> Problem statement
Search the listing below for the word "type" and copy each line that holds it.

□ □ □ □ □ □ □

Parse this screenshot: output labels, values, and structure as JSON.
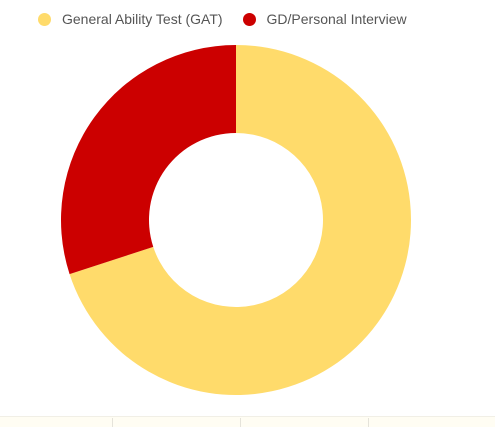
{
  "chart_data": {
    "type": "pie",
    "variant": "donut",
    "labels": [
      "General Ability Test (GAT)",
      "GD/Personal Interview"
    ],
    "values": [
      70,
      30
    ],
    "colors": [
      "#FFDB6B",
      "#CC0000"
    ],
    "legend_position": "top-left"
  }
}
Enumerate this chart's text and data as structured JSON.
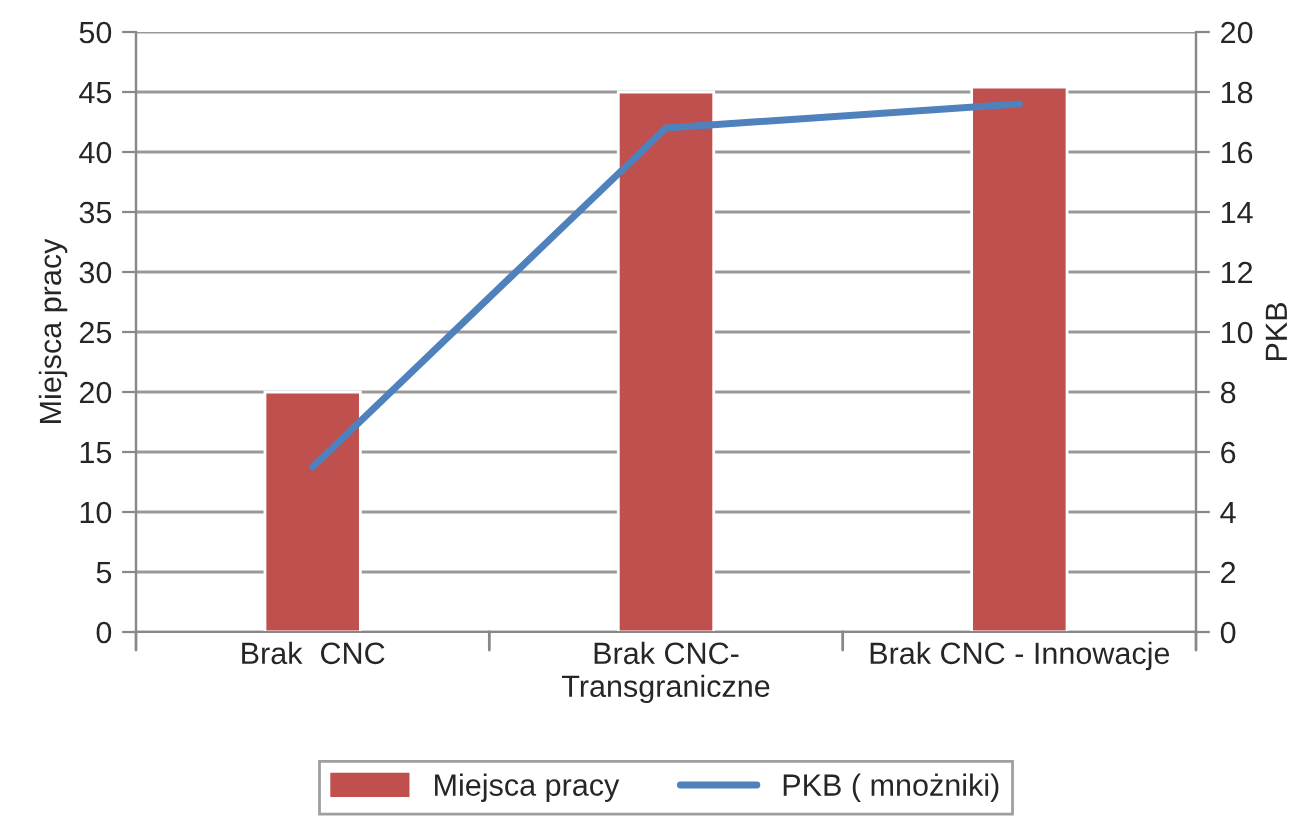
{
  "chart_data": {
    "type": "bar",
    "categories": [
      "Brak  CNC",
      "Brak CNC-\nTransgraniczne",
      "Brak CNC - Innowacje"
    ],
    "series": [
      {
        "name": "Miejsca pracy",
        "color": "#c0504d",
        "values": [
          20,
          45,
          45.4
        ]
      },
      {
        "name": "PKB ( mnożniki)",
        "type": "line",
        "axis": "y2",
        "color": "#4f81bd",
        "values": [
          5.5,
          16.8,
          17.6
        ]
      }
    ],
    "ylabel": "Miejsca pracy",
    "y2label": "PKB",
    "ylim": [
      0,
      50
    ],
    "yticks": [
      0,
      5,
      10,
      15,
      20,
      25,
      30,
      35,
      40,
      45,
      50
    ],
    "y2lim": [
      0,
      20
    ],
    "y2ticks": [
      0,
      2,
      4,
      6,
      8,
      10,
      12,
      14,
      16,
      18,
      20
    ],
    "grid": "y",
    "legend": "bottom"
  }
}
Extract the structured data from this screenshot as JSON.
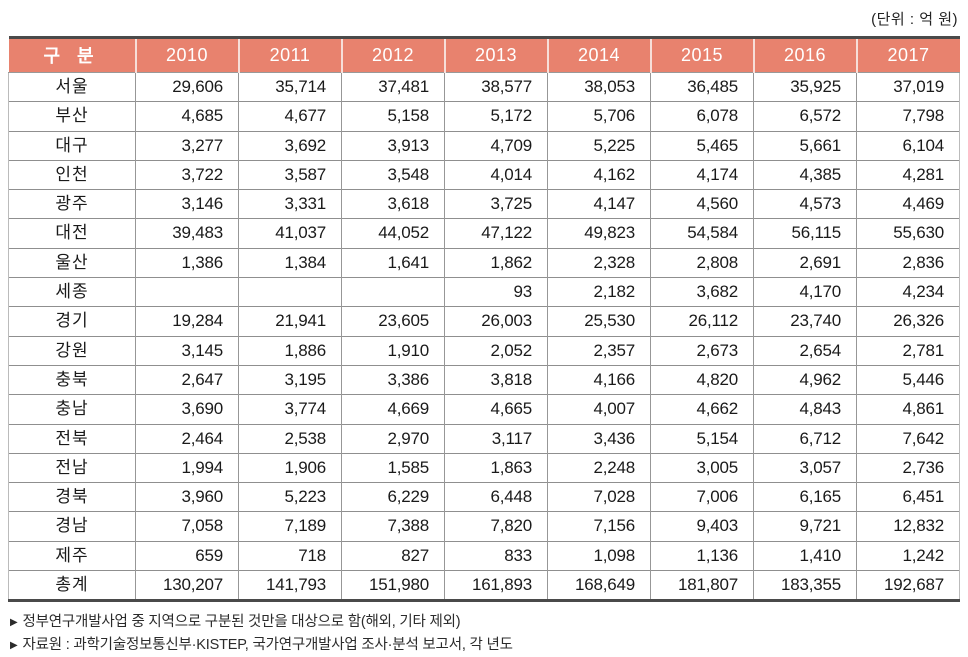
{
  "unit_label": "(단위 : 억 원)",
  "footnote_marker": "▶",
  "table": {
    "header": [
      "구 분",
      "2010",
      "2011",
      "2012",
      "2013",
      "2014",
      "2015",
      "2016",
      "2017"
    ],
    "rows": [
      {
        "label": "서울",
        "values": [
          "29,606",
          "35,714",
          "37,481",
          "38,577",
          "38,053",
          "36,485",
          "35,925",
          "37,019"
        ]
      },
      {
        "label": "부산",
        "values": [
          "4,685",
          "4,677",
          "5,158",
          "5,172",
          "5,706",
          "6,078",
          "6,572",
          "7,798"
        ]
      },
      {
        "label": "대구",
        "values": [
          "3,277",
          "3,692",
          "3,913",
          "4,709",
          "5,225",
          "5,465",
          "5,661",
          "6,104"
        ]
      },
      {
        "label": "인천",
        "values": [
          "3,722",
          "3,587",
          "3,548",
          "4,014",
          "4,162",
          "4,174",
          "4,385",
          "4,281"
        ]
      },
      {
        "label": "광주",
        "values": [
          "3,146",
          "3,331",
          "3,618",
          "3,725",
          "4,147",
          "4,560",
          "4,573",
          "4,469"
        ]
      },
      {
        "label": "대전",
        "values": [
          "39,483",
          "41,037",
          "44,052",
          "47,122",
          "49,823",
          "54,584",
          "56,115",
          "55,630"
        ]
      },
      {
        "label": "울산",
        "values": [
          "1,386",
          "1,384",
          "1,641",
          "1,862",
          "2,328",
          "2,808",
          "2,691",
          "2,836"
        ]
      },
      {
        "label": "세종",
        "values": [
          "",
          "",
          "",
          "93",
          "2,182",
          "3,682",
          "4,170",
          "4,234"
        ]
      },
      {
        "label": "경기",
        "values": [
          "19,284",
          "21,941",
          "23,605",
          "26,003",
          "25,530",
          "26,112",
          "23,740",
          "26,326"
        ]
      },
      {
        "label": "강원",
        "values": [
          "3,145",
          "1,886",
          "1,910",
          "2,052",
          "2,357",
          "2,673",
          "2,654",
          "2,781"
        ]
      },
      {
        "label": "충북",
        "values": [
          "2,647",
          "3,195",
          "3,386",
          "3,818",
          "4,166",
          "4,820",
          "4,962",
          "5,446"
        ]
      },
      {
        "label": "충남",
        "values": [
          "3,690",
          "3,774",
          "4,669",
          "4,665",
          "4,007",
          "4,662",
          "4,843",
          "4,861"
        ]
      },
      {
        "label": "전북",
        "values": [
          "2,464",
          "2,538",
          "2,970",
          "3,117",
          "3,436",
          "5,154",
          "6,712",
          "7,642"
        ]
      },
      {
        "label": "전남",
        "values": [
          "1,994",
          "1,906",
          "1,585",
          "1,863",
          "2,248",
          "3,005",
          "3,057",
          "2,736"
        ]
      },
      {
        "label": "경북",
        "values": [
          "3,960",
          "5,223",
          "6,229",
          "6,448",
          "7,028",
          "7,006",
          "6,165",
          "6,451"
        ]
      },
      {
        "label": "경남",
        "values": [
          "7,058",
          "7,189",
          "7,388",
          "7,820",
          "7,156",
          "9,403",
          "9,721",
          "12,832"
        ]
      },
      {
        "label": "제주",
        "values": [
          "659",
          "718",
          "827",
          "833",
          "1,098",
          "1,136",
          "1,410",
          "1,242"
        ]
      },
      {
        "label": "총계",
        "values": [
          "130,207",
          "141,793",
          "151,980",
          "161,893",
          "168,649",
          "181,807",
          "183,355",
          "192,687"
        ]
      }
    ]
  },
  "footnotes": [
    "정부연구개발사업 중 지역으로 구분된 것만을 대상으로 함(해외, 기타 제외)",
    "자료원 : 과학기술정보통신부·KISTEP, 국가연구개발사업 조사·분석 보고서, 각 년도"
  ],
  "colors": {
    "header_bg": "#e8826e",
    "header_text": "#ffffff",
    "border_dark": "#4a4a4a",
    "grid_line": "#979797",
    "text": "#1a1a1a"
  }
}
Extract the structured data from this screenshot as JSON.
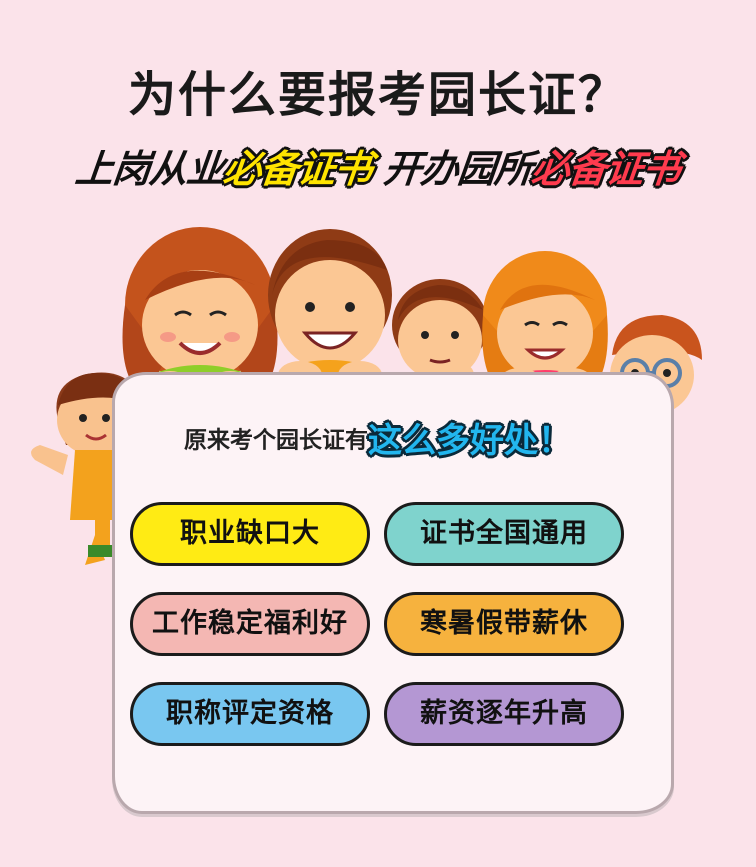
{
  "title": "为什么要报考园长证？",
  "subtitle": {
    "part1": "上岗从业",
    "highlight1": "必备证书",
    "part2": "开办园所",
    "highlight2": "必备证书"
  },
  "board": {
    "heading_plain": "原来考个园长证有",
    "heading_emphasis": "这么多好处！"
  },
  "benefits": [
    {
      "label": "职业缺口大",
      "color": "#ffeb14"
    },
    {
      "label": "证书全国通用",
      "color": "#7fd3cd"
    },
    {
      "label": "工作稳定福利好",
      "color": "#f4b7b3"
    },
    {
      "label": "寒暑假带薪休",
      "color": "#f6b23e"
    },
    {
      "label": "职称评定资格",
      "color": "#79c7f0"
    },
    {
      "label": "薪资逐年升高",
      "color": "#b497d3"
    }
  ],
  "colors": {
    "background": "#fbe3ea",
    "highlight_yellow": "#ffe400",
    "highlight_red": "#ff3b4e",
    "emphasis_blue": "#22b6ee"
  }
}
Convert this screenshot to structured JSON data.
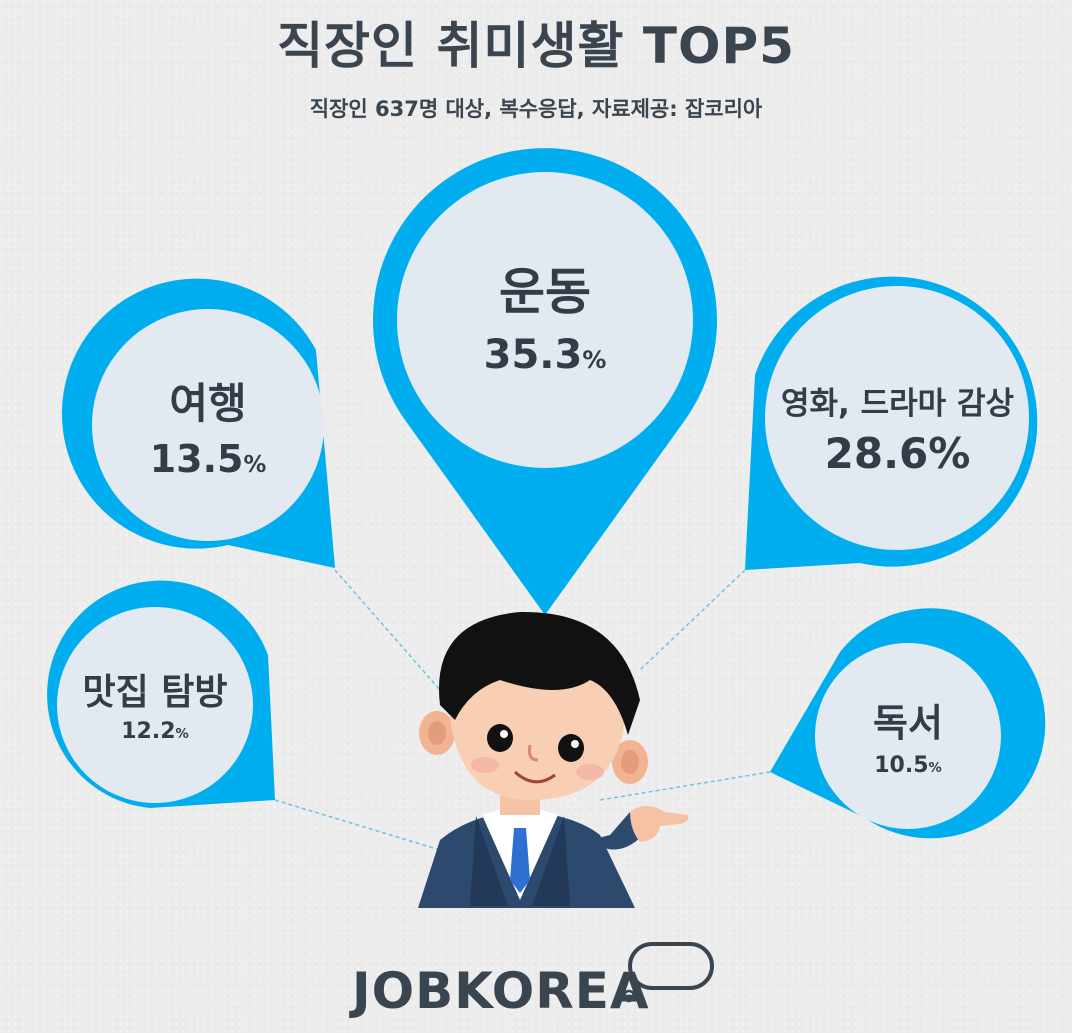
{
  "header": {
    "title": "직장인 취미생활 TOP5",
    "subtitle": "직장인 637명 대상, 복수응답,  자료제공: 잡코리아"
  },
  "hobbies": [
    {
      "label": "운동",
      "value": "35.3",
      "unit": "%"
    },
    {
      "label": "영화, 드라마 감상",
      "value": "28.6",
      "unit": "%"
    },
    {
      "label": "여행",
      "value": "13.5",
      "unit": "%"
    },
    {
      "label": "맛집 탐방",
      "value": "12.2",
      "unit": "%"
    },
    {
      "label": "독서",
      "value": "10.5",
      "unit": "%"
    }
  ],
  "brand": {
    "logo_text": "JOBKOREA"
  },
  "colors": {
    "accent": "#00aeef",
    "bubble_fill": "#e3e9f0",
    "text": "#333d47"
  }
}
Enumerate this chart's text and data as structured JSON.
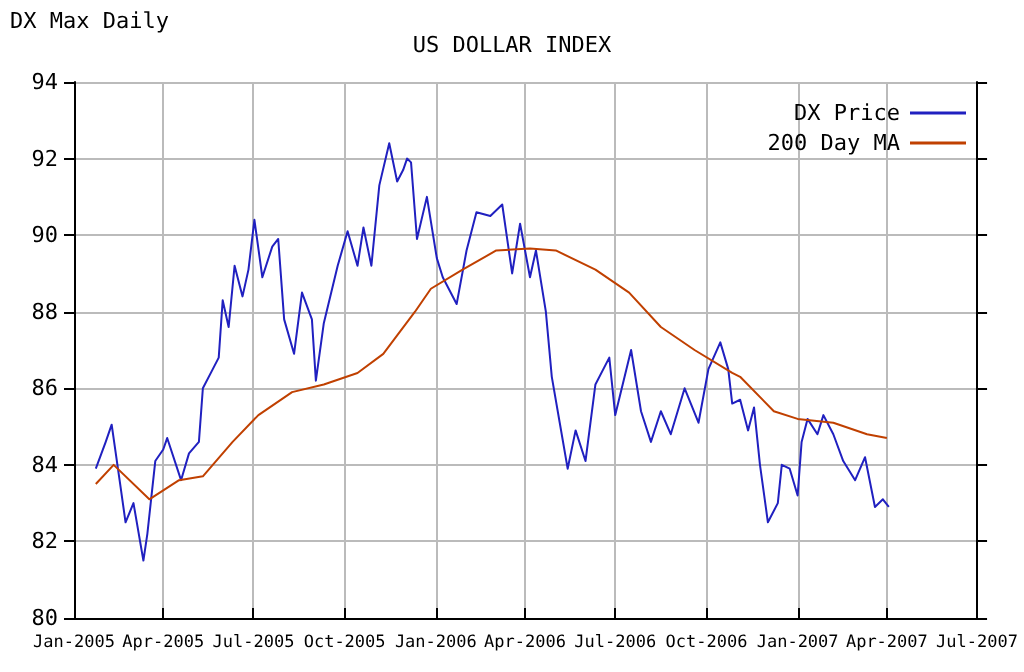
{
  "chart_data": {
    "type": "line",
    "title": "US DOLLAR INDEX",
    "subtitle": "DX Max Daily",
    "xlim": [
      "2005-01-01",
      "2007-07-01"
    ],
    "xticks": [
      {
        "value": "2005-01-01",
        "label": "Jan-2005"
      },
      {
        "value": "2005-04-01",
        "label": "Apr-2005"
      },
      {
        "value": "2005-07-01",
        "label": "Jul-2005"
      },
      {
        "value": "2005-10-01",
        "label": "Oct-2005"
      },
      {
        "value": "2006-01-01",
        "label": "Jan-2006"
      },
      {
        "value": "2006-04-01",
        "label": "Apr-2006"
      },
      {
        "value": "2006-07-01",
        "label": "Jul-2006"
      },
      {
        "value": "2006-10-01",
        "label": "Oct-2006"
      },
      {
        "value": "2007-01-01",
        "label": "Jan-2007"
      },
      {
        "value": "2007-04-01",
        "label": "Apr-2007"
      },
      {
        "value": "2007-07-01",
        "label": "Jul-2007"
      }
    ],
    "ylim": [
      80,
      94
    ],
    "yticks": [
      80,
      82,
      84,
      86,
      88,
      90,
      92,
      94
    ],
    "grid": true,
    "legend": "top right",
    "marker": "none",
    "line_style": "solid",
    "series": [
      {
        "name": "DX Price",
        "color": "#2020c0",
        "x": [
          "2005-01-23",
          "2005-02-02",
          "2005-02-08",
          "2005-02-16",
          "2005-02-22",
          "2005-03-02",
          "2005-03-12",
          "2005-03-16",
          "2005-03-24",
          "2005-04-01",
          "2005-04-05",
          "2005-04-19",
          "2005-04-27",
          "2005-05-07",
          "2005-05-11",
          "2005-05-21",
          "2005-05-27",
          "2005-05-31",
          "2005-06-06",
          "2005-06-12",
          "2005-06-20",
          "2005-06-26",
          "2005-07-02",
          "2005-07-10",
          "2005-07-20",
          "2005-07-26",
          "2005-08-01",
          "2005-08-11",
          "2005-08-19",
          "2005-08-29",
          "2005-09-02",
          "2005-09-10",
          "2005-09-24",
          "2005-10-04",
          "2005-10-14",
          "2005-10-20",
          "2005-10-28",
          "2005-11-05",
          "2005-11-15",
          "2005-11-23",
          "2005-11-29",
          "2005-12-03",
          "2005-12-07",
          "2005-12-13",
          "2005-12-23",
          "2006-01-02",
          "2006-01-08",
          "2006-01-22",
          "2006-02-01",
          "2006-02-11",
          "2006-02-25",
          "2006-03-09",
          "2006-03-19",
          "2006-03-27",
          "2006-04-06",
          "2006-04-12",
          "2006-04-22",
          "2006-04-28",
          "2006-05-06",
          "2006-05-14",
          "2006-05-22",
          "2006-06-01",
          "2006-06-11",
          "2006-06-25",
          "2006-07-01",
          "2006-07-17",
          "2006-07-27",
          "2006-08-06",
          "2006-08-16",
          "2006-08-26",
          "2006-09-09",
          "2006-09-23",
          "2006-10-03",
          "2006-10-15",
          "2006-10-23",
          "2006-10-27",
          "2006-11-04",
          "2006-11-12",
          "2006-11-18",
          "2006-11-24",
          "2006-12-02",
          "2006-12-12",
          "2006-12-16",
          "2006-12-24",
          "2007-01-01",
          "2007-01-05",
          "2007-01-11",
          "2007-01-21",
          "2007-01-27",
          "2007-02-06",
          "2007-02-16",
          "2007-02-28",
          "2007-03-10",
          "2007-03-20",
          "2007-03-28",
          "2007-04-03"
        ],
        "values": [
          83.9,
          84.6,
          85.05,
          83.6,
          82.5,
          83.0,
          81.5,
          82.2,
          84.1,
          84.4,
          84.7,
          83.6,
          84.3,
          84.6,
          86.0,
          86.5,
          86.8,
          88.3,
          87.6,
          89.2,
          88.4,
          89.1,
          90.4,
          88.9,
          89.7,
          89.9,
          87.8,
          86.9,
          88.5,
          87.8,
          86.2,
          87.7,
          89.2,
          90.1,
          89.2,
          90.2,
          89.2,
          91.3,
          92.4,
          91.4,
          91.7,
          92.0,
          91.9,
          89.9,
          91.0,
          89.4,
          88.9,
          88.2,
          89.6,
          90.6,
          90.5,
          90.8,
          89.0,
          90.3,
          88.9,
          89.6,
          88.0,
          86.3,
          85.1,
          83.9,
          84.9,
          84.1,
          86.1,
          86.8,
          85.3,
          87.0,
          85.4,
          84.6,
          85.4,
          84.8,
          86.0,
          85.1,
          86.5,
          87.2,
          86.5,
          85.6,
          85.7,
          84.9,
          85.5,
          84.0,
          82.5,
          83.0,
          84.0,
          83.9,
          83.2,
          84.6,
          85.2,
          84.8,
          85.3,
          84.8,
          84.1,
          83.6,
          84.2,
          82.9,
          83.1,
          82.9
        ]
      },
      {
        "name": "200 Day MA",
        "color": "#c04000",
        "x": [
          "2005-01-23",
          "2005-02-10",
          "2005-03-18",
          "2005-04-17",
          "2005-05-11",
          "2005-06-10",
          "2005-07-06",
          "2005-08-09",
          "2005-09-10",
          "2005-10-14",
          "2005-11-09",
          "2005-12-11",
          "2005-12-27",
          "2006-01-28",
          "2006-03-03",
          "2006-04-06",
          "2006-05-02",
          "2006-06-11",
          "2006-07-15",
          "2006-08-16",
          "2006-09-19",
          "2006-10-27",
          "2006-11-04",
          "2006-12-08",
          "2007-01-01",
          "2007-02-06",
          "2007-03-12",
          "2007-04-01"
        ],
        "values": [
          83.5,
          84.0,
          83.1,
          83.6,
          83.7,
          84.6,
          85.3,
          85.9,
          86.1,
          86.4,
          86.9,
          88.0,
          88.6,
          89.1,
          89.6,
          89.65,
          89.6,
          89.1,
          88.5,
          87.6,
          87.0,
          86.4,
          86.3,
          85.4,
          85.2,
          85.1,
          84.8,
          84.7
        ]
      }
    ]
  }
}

□ □ □ □ □ □ □

> Response to the task
    "type": "pie",
    "type": "bar",
        "type": "line",
    "type": "line",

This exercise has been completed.